EXERCISE BRIEF:
Could you update the material from its first line through the line containing "- pf-pole-beta1: [334, 415, 339, 421]", replacing every "grain" with "particle" and leaving all else unchanged?

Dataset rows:
==================================================
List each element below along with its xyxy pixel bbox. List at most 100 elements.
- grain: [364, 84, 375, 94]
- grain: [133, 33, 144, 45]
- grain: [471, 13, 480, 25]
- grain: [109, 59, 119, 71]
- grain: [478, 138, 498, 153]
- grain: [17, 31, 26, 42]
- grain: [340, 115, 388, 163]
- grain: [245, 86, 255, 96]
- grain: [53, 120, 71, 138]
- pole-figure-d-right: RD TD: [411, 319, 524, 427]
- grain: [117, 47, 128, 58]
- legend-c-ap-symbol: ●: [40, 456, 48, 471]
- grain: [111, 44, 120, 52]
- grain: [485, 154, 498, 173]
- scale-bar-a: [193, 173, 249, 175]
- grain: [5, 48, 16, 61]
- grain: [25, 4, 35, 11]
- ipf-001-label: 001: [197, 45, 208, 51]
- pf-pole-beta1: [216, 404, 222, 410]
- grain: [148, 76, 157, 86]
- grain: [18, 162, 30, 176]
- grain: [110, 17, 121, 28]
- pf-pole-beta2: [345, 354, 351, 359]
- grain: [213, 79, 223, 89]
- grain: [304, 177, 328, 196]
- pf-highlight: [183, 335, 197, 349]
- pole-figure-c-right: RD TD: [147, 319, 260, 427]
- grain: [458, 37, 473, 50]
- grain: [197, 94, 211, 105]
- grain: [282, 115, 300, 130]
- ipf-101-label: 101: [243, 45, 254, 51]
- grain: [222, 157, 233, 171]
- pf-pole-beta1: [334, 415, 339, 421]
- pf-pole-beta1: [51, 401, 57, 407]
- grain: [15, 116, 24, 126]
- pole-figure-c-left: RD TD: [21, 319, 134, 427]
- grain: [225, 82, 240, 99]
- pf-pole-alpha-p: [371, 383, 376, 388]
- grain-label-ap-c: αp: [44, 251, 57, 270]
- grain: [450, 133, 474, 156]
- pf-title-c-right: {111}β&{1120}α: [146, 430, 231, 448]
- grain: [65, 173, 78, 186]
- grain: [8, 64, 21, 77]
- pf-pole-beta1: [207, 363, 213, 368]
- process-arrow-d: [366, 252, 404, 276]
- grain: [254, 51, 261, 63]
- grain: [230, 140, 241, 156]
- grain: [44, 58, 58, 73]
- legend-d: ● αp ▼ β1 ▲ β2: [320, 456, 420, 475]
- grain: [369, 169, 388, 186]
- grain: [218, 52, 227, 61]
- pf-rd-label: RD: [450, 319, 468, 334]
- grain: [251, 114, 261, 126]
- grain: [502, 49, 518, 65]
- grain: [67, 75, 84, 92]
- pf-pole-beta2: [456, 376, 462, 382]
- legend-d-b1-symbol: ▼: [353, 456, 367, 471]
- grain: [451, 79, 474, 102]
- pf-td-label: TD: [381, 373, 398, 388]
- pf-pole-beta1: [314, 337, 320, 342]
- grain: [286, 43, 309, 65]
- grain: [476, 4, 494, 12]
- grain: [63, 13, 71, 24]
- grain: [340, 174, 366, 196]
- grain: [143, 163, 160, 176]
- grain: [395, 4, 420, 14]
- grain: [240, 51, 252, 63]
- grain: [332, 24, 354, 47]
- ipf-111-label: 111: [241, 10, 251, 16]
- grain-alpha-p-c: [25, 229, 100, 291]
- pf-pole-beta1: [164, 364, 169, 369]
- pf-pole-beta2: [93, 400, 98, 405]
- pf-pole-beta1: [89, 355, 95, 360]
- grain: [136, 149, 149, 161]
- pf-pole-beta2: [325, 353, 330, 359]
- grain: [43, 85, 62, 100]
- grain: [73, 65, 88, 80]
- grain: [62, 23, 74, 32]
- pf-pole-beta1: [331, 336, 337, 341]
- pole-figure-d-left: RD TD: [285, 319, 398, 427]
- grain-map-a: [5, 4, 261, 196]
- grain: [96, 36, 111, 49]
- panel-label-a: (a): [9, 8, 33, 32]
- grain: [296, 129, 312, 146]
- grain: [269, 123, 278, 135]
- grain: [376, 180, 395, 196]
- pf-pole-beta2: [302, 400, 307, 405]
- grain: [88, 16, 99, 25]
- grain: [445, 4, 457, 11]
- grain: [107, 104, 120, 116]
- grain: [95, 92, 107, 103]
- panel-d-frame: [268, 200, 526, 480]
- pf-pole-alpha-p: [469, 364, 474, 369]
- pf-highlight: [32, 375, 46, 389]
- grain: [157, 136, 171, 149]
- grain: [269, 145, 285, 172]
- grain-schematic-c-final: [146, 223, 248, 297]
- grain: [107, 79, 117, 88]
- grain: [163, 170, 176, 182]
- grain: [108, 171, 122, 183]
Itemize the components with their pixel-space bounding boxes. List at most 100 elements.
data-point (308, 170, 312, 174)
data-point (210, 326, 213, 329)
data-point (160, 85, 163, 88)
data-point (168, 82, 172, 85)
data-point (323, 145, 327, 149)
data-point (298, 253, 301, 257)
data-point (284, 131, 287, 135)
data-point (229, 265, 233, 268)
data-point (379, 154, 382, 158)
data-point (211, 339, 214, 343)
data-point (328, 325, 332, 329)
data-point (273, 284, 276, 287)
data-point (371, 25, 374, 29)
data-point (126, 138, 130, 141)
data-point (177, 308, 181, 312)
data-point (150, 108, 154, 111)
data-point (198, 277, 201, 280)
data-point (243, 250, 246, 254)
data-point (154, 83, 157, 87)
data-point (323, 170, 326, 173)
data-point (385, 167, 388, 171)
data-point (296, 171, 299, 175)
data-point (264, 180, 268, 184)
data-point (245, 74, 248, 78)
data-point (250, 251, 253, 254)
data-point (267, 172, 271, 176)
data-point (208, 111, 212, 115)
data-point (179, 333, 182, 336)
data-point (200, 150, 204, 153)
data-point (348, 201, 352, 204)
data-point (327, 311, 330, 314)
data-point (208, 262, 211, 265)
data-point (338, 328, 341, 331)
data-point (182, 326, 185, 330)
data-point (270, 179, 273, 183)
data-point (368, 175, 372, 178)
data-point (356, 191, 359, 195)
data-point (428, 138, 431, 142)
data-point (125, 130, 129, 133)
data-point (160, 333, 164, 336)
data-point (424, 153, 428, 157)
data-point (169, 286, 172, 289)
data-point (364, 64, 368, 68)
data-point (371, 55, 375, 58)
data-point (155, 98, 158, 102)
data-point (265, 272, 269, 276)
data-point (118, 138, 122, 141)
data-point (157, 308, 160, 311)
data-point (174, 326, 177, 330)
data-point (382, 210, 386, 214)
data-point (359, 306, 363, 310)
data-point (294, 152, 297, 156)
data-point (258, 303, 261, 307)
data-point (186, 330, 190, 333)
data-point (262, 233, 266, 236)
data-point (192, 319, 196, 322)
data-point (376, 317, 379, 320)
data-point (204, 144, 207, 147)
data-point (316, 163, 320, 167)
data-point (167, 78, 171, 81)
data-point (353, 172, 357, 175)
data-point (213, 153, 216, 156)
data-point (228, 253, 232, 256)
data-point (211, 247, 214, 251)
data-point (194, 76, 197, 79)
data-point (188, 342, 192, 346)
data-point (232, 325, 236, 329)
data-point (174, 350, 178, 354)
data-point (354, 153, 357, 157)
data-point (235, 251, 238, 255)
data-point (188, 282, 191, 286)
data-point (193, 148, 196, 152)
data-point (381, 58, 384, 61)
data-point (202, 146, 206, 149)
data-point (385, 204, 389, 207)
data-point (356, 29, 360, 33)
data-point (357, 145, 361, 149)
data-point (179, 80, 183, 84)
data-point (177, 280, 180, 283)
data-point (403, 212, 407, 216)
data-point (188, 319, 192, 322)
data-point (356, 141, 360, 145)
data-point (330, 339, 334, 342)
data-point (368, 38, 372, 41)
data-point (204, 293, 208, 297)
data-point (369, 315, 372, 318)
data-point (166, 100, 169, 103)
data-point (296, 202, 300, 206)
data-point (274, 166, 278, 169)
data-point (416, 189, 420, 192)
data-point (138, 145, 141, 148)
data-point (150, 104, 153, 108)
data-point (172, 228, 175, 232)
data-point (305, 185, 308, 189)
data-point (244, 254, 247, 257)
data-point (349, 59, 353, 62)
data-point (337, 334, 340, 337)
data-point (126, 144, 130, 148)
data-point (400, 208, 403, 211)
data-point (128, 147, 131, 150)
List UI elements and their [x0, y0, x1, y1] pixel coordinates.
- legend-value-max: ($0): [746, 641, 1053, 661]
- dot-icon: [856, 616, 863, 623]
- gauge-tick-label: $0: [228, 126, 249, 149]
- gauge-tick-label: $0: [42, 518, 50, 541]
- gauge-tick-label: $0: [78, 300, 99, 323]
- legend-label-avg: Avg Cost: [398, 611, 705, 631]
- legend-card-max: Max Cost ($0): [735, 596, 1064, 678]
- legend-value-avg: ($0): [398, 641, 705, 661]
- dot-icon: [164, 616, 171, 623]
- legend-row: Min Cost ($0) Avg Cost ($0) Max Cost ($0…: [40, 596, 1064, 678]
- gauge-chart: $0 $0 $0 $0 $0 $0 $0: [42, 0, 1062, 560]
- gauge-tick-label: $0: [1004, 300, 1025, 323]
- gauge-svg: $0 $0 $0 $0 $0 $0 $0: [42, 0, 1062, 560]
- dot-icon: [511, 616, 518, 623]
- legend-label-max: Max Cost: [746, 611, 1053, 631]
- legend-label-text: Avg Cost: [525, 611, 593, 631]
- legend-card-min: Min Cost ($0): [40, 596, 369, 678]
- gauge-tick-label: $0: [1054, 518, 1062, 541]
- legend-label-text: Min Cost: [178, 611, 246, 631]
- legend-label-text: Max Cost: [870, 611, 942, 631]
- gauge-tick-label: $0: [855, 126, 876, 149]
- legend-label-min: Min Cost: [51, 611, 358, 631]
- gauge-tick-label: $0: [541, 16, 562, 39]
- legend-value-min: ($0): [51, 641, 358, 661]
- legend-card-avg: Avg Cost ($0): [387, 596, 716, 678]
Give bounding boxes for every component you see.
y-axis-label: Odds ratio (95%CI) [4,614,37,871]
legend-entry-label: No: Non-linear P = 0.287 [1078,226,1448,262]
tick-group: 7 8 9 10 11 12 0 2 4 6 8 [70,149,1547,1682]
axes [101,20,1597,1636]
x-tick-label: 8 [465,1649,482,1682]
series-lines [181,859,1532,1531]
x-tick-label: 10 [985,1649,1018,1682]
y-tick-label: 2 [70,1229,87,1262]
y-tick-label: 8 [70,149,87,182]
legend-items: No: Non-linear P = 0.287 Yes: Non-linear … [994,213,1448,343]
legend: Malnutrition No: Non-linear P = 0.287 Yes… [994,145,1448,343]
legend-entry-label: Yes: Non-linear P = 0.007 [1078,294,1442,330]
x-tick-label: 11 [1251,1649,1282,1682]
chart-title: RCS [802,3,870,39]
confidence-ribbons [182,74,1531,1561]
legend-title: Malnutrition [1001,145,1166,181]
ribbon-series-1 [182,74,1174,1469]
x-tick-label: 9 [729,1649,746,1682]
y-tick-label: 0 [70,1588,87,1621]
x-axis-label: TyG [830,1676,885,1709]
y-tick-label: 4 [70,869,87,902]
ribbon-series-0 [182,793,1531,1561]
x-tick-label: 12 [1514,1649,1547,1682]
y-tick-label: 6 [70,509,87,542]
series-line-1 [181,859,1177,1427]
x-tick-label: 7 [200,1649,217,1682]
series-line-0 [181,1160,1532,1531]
==================================================
ANSWER TO THE EXERCISE:
List each element below along with its xyxy pixel bbox. List at most 100 elements.
- particle: [364, 84, 375, 94]
- particle: [133, 33, 144, 45]
- particle: [471, 13, 480, 25]
- particle: [109, 59, 119, 71]
- particle: [478, 138, 498, 153]
- particle: [17, 31, 26, 42]
- particle: [340, 115, 388, 163]
- particle: [245, 86, 255, 96]
- particle: [53, 120, 71, 138]
- pole-figure-d-right: RD TD: [411, 319, 524, 427]
- particle: [117, 47, 128, 58]
- legend-c-ap-symbol: ●: [40, 456, 48, 471]
- particle: [111, 44, 120, 52]
- particle: [485, 154, 498, 173]
- scale-bar-a: [193, 173, 249, 175]
- particle: [5, 48, 16, 61]
- particle: [25, 4, 35, 11]
- ipf-001-label: 001: [197, 45, 208, 51]
- pf-pole-beta1: [216, 404, 222, 410]
- particle: [148, 76, 157, 86]
- particle: [18, 162, 30, 176]
- particle: [110, 17, 121, 28]
- pf-pole-beta2: [345, 354, 351, 359]
- particle: [213, 79, 223, 89]
- particle: [304, 177, 328, 196]
- pf-highlight: [183, 335, 197, 349]
- pole-figure-c-right: RD TD: [147, 319, 260, 427]
- particle: [458, 37, 473, 50]
- particle: [197, 94, 211, 105]
- particle: [282, 115, 300, 130]
- ipf-101-label: 101: [243, 45, 254, 51]
- particle: [222, 157, 233, 171]
- pf-pole-beta1: [334, 415, 339, 421]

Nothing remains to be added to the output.